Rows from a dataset
=-=-=-=-=
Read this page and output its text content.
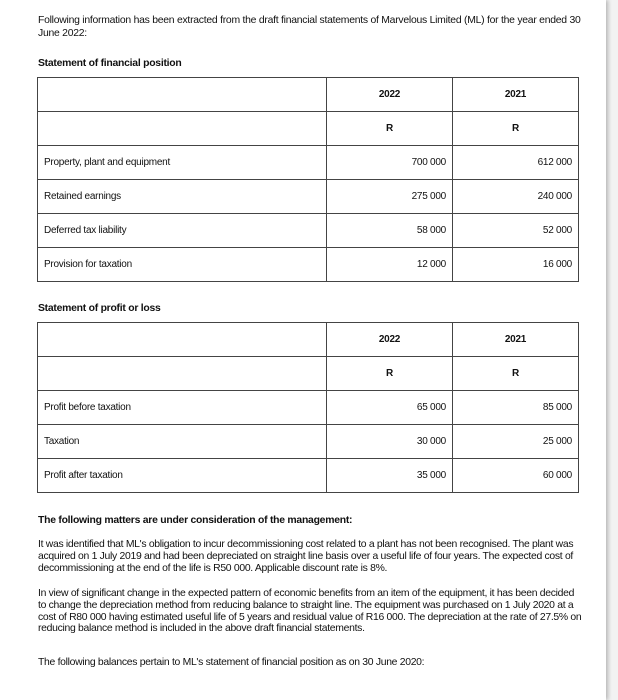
Following information has been extracted from the draft financial statements of Marvelous Limited (ML) for the year ended 30 June 2022:
Statement of financial position
	2022	2021
	R	R
Property, plant and equipment	700 000	612 000
Retained earnings	275 000	240 000
Deferred tax liability	58 000	52 000
Provision for taxation	12 000	16 000
Statement of profit or loss
	2022	2021
	R	R
Profit before taxation	65 000	85 000
Taxation	30 000	25 000
Profit after taxation	35 000	60 000
The following matters are under consideration of the management:
It was identified that ML's obligation to incur decommissioning cost related to a plant has not been recognised. The plant was acquired on 1 July 2019 and had been depreciated on straight line basis over a useful life of four years. The expected cost of decommissioning at the end of the life is R50 000. Applicable discount rate is 8%.
In view of significant change in the expected pattern of economic benefits from an item of the equipment, it has been decided to change the depreciation method from reducing balance to straight line. The equipment was purchased on 1 July 2020 at a cost of R80 000 having estimated useful life of 5 years and residual value of R16 000. The depreciation at the rate of 27.5% on reducing balance method is included in the above draft financial statements.
The following balances pertain to ML's statement of financial position as on 30 June 2020:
=-=-=-=-=
• Given instruction: Exactly how many lines in the data above contain the word "position"? Respond with the number and nothing more.

• Result of the exercise: 2